# start of Source records

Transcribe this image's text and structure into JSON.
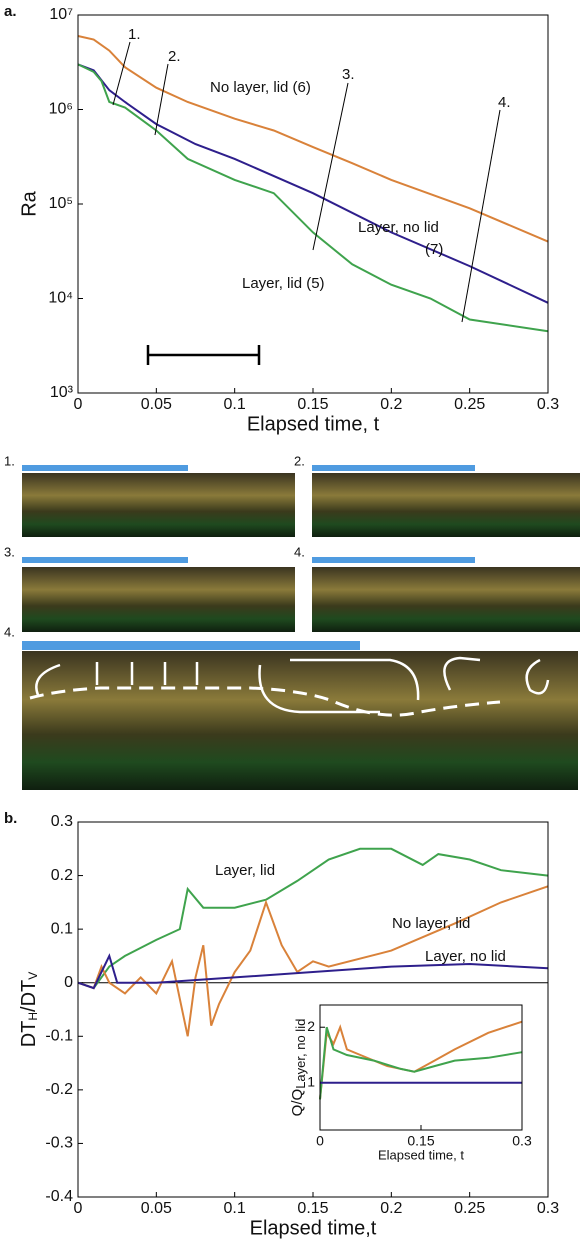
{
  "chart_data": [
    {
      "type": "line",
      "panel_label": "a.",
      "x_label": "Elapsed time, t",
      "y_label": "Ra",
      "log_y": true,
      "xlim": [
        0,
        0.3
      ],
      "ylim": [
        1000,
        10000000
      ],
      "xticks": [
        0,
        0.05,
        0.1,
        0.15,
        0.2,
        0.25,
        0.3
      ],
      "yticks": [
        {
          "value": 1000,
          "label": "10³"
        },
        {
          "value": 10000,
          "label": "10⁴"
        },
        {
          "value": 100000,
          "label": "10⁵"
        },
        {
          "value": 1000000,
          "label": "10⁶"
        },
        {
          "value": 10000000,
          "label": "10⁷"
        }
      ],
      "series": [
        {
          "name": "No layer, lid (6)",
          "color": "#d9823a",
          "x": [
            0,
            0.01,
            0.02,
            0.03,
            0.05,
            0.07,
            0.1,
            0.125,
            0.15,
            0.175,
            0.2,
            0.25,
            0.3
          ],
          "values": [
            6000000,
            5500000,
            4200000,
            2800000,
            1700000,
            1200000,
            800000,
            600000,
            400000,
            270000,
            180000,
            90000,
            40000
          ]
        },
        {
          "name": "Layer, no lid",
          "color": "#2e1f8c",
          "x": [
            0,
            0.01,
            0.02,
            0.03,
            0.05,
            0.075,
            0.1,
            0.15,
            0.2,
            0.25,
            0.3
          ],
          "values": [
            3000000,
            2600000,
            1600000,
            1200000,
            700000,
            430000,
            300000,
            130000,
            50000,
            22000,
            9000
          ]
        },
        {
          "name": "Layer, lid (5)",
          "color": "#3fa34d",
          "x": [
            0,
            0.01,
            0.015,
            0.02,
            0.03,
            0.05,
            0.07,
            0.1,
            0.125,
            0.15,
            0.175,
            0.2,
            0.225,
            0.25,
            0.3
          ],
          "values": [
            3000000,
            2500000,
            2000000,
            1200000,
            1050000,
            600000,
            300000,
            180000,
            130000,
            50000,
            23000,
            14000,
            10000,
            6000,
            4500
          ]
        }
      ],
      "annotations": [
        "(7)",
        "1.",
        "2.",
        "3.",
        "4."
      ]
    },
    {
      "type": "line",
      "panel_label": "b.",
      "x_label": "Elapsed time,t",
      "y_label_parts": [
        "DT",
        "H",
        "/DT",
        "V"
      ],
      "xlim": [
        0,
        0.3
      ],
      "ylim": [
        -0.4,
        0.3
      ],
      "xticks": [
        0,
        0.05,
        0.1,
        0.15,
        0.2,
        0.25,
        0.3
      ],
      "yticks": [
        -0.4,
        -0.3,
        -0.2,
        -0.1,
        0,
        0.1,
        0.2,
        0.3
      ],
      "series": [
        {
          "name": "Layer, lid",
          "color": "#3fa34d",
          "x": [
            0,
            0.01,
            0.02,
            0.03,
            0.05,
            0.065,
            0.07,
            0.08,
            0.1,
            0.12,
            0.14,
            0.16,
            0.18,
            0.2,
            0.22,
            0.23,
            0.25,
            0.27,
            0.3
          ],
          "values": [
            0,
            -0.01,
            0.03,
            0.05,
            0.08,
            0.1,
            0.175,
            0.14,
            0.14,
            0.155,
            0.19,
            0.23,
            0.25,
            0.25,
            0.22,
            0.24,
            0.23,
            0.21,
            0.2
          ]
        },
        {
          "name": "No layer, lid",
          "color": "#d9823a",
          "x": [
            0,
            0.01,
            0.015,
            0.02,
            0.03,
            0.04,
            0.05,
            0.06,
            0.065,
            0.07,
            0.075,
            0.08,
            0.085,
            0.09,
            0.1,
            0.11,
            0.12,
            0.13,
            0.14,
            0.15,
            0.16,
            0.2,
            0.24,
            0.27,
            0.3
          ],
          "values": [
            0,
            -0.01,
            0.03,
            0,
            -0.02,
            0.01,
            -0.02,
            0.04,
            -0.03,
            -0.1,
            0.01,
            0.07,
            -0.08,
            -0.04,
            0.02,
            0.06,
            0.15,
            0.07,
            0.02,
            0.04,
            0.03,
            0.06,
            0.11,
            0.15,
            0.18
          ]
        },
        {
          "name": "Layer, no lid",
          "color": "#2e1f8c",
          "x": [
            0,
            0.01,
            0.02,
            0.025,
            0.05,
            0.1,
            0.15,
            0.2,
            0.25,
            0.3
          ],
          "values": [
            0,
            -0.01,
            0.05,
            0,
            0,
            0.01,
            0.02,
            0.03,
            0.035,
            0.027
          ]
        }
      ]
    },
    {
      "type": "line",
      "x_label": "Elapsed time, t",
      "y_label_parts": [
        "Q/Q",
        "Layer, no lid"
      ],
      "xlim": [
        0,
        0.3
      ],
      "ylim": [
        0.15,
        2.4
      ],
      "xticks": [
        0,
        0.15,
        0.3
      ],
      "yticks": [
        1,
        2
      ],
      "series": [
        {
          "color": "#d9823a",
          "x": [
            0,
            0.01,
            0.02,
            0.03,
            0.04,
            0.06,
            0.1,
            0.14,
            0.17,
            0.2,
            0.25,
            0.3
          ],
          "values": [
            0.7,
            1.9,
            1.7,
            2.0,
            1.6,
            1.5,
            1.3,
            1.2,
            1.4,
            1.6,
            1.9,
            2.1
          ]
        },
        {
          "color": "#3fa34d",
          "x": [
            0,
            0.01,
            0.02,
            0.04,
            0.08,
            0.12,
            0.14,
            0.17,
            0.2,
            0.25,
            0.3
          ],
          "values": [
            0.7,
            2.0,
            1.6,
            1.5,
            1.4,
            1.25,
            1.2,
            1.3,
            1.4,
            1.45,
            1.55
          ]
        },
        {
          "color": "#2e1f8c",
          "x": [
            0,
            0.3
          ],
          "values": [
            1,
            1
          ]
        }
      ]
    }
  ],
  "photos": {
    "labels": [
      "1.",
      "2.",
      "3.",
      "4.",
      "4."
    ]
  }
}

# end of Source records

- Job
Output every entry verbatim. Pictures do not belong in the copy.

- Solution below
Transcribe this image's text and structure into JSON.
{
  "chart_data": [
    {
      "type": "line",
      "panel_label": "a.",
      "x_label": "Elapsed time, t",
      "y_label": "Ra",
      "log_y": true,
      "xlim": [
        0,
        0.3
      ],
      "ylim": [
        1000,
        10000000
      ],
      "xticks": [
        0,
        0.05,
        0.1,
        0.15,
        0.2,
        0.25,
        0.3
      ],
      "yticks": [
        {
          "value": 1000,
          "label": "10³"
        },
        {
          "value": 10000,
          "label": "10⁴"
        },
        {
          "value": 100000,
          "label": "10⁵"
        },
        {
          "value": 1000000,
          "label": "10⁶"
        },
        {
          "value": 10000000,
          "label": "10⁷"
        }
      ],
      "series": [
        {
          "name": "No layer, lid (6)",
          "color": "#d9823a",
          "x": [
            0,
            0.01,
            0.02,
            0.03,
            0.05,
            0.07,
            0.1,
            0.125,
            0.15,
            0.175,
            0.2,
            0.25,
            0.3
          ],
          "values": [
            6000000,
            5500000,
            4200000,
            2800000,
            1700000,
            1200000,
            800000,
            600000,
            400000,
            270000,
            180000,
            90000,
            40000
          ]
        },
        {
          "name": "Layer, no lid",
          "color": "#2e1f8c",
          "x": [
            0,
            0.01,
            0.02,
            0.03,
            0.05,
            0.075,
            0.1,
            0.15,
            0.2,
            0.25,
            0.3
          ],
          "values": [
            3000000,
            2600000,
            1600000,
            1200000,
            700000,
            430000,
            300000,
            130000,
            50000,
            22000,
            9000
          ]
        },
        {
          "name": "Layer, lid (5)",
          "color": "#3fa34d",
          "x": [
            0,
            0.01,
            0.015,
            0.02,
            0.03,
            0.05,
            0.07,
            0.1,
            0.125,
            0.15,
            0.175,
            0.2,
            0.225,
            0.25,
            0.3
          ],
          "values": [
            3000000,
            2500000,
            2000000,
            1200000,
            1050000,
            600000,
            300000,
            180000,
            130000,
            50000,
            23000,
            14000,
            10000,
            6000,
            4500
          ]
        }
      ],
      "annotations": [
        "(7)",
        "1.",
        "2.",
        "3.",
        "4."
      ]
    },
    {
      "type": "line",
      "panel_label": "b.",
      "x_label": "Elapsed time,t",
      "y_label_parts": [
        "DT",
        "H",
        "/DT",
        "V"
      ],
      "xlim": [
        0,
        0.3
      ],
      "ylim": [
        -0.4,
        0.3
      ],
      "xticks": [
        0,
        0.05,
        0.1,
        0.15,
        0.2,
        0.25,
        0.3
      ],
      "yticks": [
        -0.4,
        -0.3,
        -0.2,
        -0.1,
        0,
        0.1,
        0.2,
        0.3
      ],
      "series": [
        {
          "name": "Layer, lid",
          "color": "#3fa34d",
          "x": [
            0,
            0.01,
            0.02,
            0.03,
            0.05,
            0.065,
            0.07,
            0.08,
            0.1,
            0.12,
            0.14,
            0.16,
            0.18,
            0.2,
            0.22,
            0.23,
            0.25,
            0.27,
            0.3
          ],
          "values": [
            0,
            -0.01,
            0.03,
            0.05,
            0.08,
            0.1,
            0.175,
            0.14,
            0.14,
            0.155,
            0.19,
            0.23,
            0.25,
            0.25,
            0.22,
            0.24,
            0.23,
            0.21,
            0.2
          ]
        },
        {
          "name": "No layer, lid",
          "color": "#d9823a",
          "x": [
            0,
            0.01,
            0.015,
            0.02,
            0.03,
            0.04,
            0.05,
            0.06,
            0.065,
            0.07,
            0.075,
            0.08,
            0.085,
            0.09,
            0.1,
            0.11,
            0.12,
            0.13,
            0.14,
            0.15,
            0.16,
            0.2,
            0.24,
            0.27,
            0.3
          ],
          "values": [
            0,
            -0.01,
            0.03,
            0,
            -0.02,
            0.01,
            -0.02,
            0.04,
            -0.03,
            -0.1,
            0.01,
            0.07,
            -0.08,
            -0.04,
            0.02,
            0.06,
            0.15,
            0.07,
            0.02,
            0.04,
            0.03,
            0.06,
            0.11,
            0.15,
            0.18
          ]
        },
        {
          "name": "Layer, no lid",
          "color": "#2e1f8c",
          "x": [
            0,
            0.01,
            0.02,
            0.025,
            0.05,
            0.1,
            0.15,
            0.2,
            0.25,
            0.3
          ],
          "values": [
            0,
            -0.01,
            0.05,
            0,
            0,
            0.01,
            0.02,
            0.03,
            0.035,
            0.027
          ]
        }
      ]
    },
    {
      "type": "line",
      "x_label": "Elapsed time, t",
      "y_label_parts": [
        "Q/Q",
        "Layer, no lid"
      ],
      "xlim": [
        0,
        0.3
      ],
      "ylim": [
        0.15,
        2.4
      ],
      "xticks": [
        0,
        0.15,
        0.3
      ],
      "yticks": [
        1,
        2
      ],
      "series": [
        {
          "color": "#d9823a",
          "x": [
            0,
            0.01,
            0.02,
            0.03,
            0.04,
            0.06,
            0.1,
            0.14,
            0.17,
            0.2,
            0.25,
            0.3
          ],
          "values": [
            0.7,
            1.9,
            1.7,
            2.0,
            1.6,
            1.5,
            1.3,
            1.2,
            1.4,
            1.6,
            1.9,
            2.1
          ]
        },
        {
          "color": "#3fa34d",
          "x": [
            0,
            0.01,
            0.02,
            0.04,
            0.08,
            0.12,
            0.14,
            0.17,
            0.2,
            0.25,
            0.3
          ],
          "values": [
            0.7,
            2.0,
            1.6,
            1.5,
            1.4,
            1.25,
            1.2,
            1.3,
            1.4,
            1.45,
            1.55
          ]
        },
        {
          "color": "#2e1f8c",
          "x": [
            0,
            0.3
          ],
          "values": [
            1,
            1
          ]
        }
      ]
    }
  ],
  "photos": {
    "labels": [
      "1.",
      "2.",
      "3.",
      "4.",
      "4."
    ]
  }
}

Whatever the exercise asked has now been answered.